> Instructions for the task: Give only the count of lines containing "tagline".

--- Start of Records for this task ---

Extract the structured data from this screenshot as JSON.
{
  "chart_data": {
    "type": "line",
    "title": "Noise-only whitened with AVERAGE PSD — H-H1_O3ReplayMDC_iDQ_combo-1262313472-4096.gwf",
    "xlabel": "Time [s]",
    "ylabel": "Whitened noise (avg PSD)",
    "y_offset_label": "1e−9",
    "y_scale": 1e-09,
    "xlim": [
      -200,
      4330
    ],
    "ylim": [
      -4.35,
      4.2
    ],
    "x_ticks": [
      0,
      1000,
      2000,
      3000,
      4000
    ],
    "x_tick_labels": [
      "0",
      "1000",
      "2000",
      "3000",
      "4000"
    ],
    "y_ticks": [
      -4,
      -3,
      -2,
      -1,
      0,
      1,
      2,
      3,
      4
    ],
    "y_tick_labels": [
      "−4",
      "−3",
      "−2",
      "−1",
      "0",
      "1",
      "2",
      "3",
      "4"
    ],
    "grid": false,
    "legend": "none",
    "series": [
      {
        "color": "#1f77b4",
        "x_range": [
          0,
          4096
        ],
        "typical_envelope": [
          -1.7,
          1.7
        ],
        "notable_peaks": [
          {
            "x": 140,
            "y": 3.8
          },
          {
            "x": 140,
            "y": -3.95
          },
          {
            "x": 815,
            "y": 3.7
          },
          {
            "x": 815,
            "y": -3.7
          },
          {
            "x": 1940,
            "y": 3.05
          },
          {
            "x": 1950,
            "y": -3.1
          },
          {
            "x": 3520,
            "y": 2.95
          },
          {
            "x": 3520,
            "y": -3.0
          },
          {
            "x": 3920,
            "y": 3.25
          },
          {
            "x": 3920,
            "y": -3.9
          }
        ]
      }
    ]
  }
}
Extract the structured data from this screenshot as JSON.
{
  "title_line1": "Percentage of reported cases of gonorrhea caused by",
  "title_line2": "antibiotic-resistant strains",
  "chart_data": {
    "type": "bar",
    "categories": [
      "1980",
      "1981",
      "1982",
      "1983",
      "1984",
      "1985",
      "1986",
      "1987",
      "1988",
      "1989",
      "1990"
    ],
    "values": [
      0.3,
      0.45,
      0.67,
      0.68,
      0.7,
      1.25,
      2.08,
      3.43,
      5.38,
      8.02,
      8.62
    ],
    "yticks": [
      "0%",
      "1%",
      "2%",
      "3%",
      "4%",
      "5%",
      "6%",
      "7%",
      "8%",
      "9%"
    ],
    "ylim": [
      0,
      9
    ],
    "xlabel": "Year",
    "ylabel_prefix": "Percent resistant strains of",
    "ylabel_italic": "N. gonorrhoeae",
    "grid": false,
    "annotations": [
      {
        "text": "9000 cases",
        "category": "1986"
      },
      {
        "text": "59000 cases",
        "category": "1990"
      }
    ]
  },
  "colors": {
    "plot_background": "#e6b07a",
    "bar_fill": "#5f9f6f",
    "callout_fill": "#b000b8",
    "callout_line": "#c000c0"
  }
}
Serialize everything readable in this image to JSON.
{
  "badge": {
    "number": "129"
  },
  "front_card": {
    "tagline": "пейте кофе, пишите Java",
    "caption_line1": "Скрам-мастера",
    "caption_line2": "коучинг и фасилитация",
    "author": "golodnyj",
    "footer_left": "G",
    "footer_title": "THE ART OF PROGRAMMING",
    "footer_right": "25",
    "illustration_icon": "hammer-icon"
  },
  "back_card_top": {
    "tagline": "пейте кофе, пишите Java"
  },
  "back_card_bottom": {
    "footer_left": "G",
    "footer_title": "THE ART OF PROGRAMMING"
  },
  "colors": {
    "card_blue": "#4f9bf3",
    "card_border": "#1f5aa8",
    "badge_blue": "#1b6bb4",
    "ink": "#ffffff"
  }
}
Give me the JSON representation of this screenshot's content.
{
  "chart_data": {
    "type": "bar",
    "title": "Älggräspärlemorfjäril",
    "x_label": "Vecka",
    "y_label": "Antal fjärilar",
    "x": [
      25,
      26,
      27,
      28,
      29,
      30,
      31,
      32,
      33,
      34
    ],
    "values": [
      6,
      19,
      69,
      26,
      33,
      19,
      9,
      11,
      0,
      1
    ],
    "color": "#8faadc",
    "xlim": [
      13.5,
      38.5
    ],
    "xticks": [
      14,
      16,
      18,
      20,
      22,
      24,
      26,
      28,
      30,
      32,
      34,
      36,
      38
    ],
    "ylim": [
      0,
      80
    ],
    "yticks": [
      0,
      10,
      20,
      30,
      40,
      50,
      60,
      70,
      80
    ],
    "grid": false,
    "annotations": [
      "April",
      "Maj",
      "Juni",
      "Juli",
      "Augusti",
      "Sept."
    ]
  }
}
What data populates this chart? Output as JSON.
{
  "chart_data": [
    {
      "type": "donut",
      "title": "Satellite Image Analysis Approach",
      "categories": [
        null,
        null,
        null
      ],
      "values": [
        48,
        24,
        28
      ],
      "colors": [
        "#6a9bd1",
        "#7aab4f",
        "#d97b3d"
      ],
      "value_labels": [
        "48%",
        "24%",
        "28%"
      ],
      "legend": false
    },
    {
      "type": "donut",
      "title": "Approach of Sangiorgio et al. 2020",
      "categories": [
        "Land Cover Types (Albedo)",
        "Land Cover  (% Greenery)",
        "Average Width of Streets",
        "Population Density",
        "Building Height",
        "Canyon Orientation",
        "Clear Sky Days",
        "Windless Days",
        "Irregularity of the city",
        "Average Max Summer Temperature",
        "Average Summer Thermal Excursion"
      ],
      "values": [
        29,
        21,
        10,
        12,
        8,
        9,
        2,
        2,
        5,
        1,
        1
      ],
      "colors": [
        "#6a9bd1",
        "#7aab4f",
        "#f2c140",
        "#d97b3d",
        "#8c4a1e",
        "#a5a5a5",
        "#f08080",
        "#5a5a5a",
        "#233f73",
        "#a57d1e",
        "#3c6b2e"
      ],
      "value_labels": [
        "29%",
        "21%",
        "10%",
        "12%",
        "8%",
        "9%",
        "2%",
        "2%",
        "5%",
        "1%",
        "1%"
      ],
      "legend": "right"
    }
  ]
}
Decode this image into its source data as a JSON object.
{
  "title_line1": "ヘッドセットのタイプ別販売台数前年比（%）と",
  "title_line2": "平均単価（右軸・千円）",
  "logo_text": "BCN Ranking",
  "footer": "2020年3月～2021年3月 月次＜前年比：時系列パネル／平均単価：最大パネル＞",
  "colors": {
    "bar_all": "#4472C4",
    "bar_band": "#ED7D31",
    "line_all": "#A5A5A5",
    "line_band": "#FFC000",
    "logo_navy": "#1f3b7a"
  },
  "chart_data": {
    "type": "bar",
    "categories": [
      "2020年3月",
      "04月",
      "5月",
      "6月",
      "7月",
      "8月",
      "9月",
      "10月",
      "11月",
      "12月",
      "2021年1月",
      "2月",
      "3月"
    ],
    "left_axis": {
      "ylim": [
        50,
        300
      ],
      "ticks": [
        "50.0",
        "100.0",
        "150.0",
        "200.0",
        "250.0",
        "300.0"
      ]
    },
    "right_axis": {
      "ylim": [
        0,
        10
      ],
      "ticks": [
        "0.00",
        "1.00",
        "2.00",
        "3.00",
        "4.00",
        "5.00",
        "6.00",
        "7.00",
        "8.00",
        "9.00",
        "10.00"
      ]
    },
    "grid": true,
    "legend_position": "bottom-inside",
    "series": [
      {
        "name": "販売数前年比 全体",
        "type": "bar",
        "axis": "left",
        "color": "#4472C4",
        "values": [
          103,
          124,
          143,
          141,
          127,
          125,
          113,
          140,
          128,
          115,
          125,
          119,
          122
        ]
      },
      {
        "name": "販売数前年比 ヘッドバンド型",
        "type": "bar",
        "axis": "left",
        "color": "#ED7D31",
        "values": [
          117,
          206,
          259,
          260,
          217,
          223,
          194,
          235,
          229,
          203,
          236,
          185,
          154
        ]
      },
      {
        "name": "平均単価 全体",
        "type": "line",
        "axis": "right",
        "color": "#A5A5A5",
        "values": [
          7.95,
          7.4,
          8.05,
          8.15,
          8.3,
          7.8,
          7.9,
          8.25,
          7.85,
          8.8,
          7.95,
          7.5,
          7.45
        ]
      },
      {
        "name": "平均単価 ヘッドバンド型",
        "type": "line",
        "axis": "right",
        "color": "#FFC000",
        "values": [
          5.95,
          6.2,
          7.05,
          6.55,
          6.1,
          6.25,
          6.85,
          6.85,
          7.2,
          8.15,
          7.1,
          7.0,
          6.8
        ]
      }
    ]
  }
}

--- End of Records for this task ---

> Result of the exercise: 2